* _INSTRUCTION_
Return every entry exactly.

****

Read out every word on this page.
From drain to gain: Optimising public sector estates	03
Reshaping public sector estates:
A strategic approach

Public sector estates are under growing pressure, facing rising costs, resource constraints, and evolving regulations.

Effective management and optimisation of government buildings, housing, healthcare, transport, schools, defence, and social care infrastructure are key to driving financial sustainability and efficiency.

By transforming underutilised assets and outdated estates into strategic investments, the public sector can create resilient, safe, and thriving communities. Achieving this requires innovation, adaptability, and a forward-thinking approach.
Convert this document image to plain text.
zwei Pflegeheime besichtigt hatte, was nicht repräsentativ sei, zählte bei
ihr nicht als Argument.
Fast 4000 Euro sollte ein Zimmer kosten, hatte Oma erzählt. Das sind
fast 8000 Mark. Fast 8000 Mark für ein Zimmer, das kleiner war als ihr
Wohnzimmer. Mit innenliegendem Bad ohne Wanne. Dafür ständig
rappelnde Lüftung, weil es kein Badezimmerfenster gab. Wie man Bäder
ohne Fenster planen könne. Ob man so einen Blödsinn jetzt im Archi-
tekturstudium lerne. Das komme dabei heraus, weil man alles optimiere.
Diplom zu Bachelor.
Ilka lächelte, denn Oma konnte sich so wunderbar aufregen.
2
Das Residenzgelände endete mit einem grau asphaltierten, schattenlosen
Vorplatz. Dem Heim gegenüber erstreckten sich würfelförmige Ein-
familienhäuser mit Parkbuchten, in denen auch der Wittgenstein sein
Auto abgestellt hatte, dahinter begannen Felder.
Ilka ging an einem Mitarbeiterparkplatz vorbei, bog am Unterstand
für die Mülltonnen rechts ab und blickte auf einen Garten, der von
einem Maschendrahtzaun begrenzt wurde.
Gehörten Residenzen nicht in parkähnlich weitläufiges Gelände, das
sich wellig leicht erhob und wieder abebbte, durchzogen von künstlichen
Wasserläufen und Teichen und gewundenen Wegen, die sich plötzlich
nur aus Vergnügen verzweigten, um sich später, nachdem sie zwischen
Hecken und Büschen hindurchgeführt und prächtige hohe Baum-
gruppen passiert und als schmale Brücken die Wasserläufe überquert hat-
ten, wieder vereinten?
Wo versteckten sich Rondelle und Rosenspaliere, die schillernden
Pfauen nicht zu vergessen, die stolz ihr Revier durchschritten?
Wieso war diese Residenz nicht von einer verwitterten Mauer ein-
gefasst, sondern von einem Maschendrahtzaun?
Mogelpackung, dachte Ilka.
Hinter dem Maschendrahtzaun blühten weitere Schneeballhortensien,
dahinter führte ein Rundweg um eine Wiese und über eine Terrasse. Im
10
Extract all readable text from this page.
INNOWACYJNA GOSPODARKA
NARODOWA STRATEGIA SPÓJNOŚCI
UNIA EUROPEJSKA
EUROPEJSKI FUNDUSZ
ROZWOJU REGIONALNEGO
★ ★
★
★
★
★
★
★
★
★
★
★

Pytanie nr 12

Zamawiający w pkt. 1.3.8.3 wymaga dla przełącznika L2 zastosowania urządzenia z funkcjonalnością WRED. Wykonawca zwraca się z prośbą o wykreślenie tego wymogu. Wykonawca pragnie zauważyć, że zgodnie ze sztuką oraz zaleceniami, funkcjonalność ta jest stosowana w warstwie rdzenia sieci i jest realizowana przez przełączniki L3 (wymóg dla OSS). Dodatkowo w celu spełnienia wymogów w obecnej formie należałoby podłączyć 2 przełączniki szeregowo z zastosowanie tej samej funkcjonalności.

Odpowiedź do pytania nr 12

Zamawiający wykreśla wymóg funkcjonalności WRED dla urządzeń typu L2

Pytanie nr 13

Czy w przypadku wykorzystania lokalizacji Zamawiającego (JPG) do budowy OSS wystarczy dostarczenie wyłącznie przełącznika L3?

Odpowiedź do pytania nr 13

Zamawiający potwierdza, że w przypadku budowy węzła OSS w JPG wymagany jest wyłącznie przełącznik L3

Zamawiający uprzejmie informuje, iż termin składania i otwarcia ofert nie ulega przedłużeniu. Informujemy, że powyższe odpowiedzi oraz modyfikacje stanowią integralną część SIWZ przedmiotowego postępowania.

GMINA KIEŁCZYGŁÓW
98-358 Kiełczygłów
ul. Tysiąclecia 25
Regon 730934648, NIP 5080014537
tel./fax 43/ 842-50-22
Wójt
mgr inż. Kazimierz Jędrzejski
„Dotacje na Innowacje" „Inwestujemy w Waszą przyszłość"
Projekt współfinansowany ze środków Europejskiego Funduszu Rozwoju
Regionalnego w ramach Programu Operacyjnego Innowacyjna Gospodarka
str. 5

****

* _OUTPUT FOR THIS EXERCISE_
Read out every word on this page.
From drain to gain: Optimising public sector estates	03
Reshaping public sector estates:
A strategic approach

Public sector estates are under growing pressure, facing rising costs, resource constraints, and evolving regulations.

Effective management and optimisation of government buildings, housing, healthcare, transport, schools, defence, and social care infrastructure are key to driving financial sustainability and efficiency.

By transforming underutilised assets and outdated estates into strategic investments, the public sector can create resilient, safe, and thriving communities. Achieving this requires innovation, adaptability, and a forward-thinking approach.
Convert this document image to plain text.
zwei Pflegeheime besichtigt hatte, was nicht repräsentativ sei, zählte bei
ihr nicht als Argument.
Fast 4000 Euro sollte ein Zimmer kosten, hatte Oma erzählt. Das sind
fast 8000 Mark. Fast 8000 Mark für ein Zimmer, das kleiner war als ihr
Wohnzimmer. Mit innenliegendem Bad ohne Wanne. Dafür ständig
rappelnde Lüftung, weil es kein Badezimmerfenster gab. Wie man Bäder
ohne Fenster planen könne. Ob man so einen Blödsinn jetzt im Archi-
tekturstudium lerne. Das komme dabei heraus, weil man alles optimiere.
Diplom zu Bachelor.
Ilka lächelte, denn Oma konnte sich so wunderbar aufregen.
2
Das Residenzgelände endete mit einem grau asphaltierten, schattenlosen
Vorplatz. Dem Heim gegenüber erstreckten sich würfelförmige Ein-
familienhäuser mit Parkbuchten, in denen auch der Wittgenstein sein
Auto abgestellt hatte, dahinter begannen Felder.
Ilka ging an einem Mitarbeiterparkplatz vorbei, bog am Unterstand
für die Mülltonnen rechts ab und blickte auf einen Garten, der von
einem Maschendrahtzaun begrenzt wurde.
Gehörten Residenzen nicht in parkähnlich weitläufiges Gelände, das
sich wellig leicht erhob und wieder abebbte, durchzogen von künstlichen
Wasserläufen und Teichen und gewundenen Wegen, die sich plötzlich
nur aus Vergnügen verzweigten, um sich später, nachdem sie zwischen
Hecken und Büschen hindurchgeführt und prächtige hohe Baum-
gruppen passiert und als schmale Brücken die Wasserläufe überquert hat-
ten, wieder vereinten?
Wo versteckten sich Rondelle und Rosenspaliere, die schillernden
Pfauen nicht zu vergessen, die stolz ihr Revier durchschritten?
Wieso war diese Residenz nicht von einer verwitterten Mauer ein-
gefasst, sondern von einem Maschendrahtzaun?
Mogelpackung, dachte Ilka.
Hinter dem Maschendrahtzaun blühten weitere Schneeballhortensien,
dahinter führte ein Rundweg um eine Wiese und über eine Terrasse. Im
10
Extract all readable text from this page.
INNOWACYJNA GOSPODARKA
NARODOWA STRATEGIA SPÓJNOŚCI
UNIA EUROPEJSKA
EUROPEJSKI FUNDUSZ
ROZWOJU REGIONALNEGO
★ ★
★
★
★
★
★
★
★
★
★
★

Pytanie nr 12

Zamawiający w pkt. 1.3.8.3 wymaga dla przełącznika L2 zastosowania urządzenia z funkcjonalnością WRED. Wykonawca zwraca się z prośbą o wykreślenie tego wymogu. Wykonawca pragnie zauważyć, że zgodnie ze sztuką oraz zaleceniami, funkcjonalność ta jest stosowana w warstwie rdzenia sieci i jest realizowana przez przełączniki L3 (wymóg dla OSS). Dodatkowo w celu spełnienia wymogów w obecnej formie należałoby podłączyć 2 przełączniki szeregowo z zastosowanie tej samej funkcjonalności.

Odpowiedź do pytania nr 12

Zamawiający wykreśla wymóg funkcjonalności WRED dla urządzeń typu L2

Pytanie nr 13

Czy w przypadku wykorzystania lokalizacji Zamawiającego (JPG) do budowy OSS wystarczy dostarczenie wyłącznie przełącznika L3?

Odpowiedź do pytania nr 13

Zamawiający potwierdza, że w przypadku budowy węzła OSS w JPG wymagany jest wyłącznie przełącznik L3

Zamawiający uprzejmie informuje, iż termin składania i otwarcia ofert nie ulega przedłużeniu. Informujemy, że powyższe odpowiedzi oraz modyfikacje stanowią integralną część SIWZ przedmiotowego postępowania.

GMINA KIEŁCZYGŁÓW
98-358 Kiełczygłów
ul. Tysiąclecia 25
Regon 730934648, NIP 5080014537
tel./fax 43/ 842-50-22
Wójt
mgr inż. Kazimierz Jędrzejski
„Dotacje na Innowacje" „Inwestujemy w Waszą przyszłość"
Projekt współfinansowany ze środków Europejskiego Funduszu Rozwoju
Regionalnego w ramach Programu Operacyjnego Innowacyjna Gospodarka
str. 5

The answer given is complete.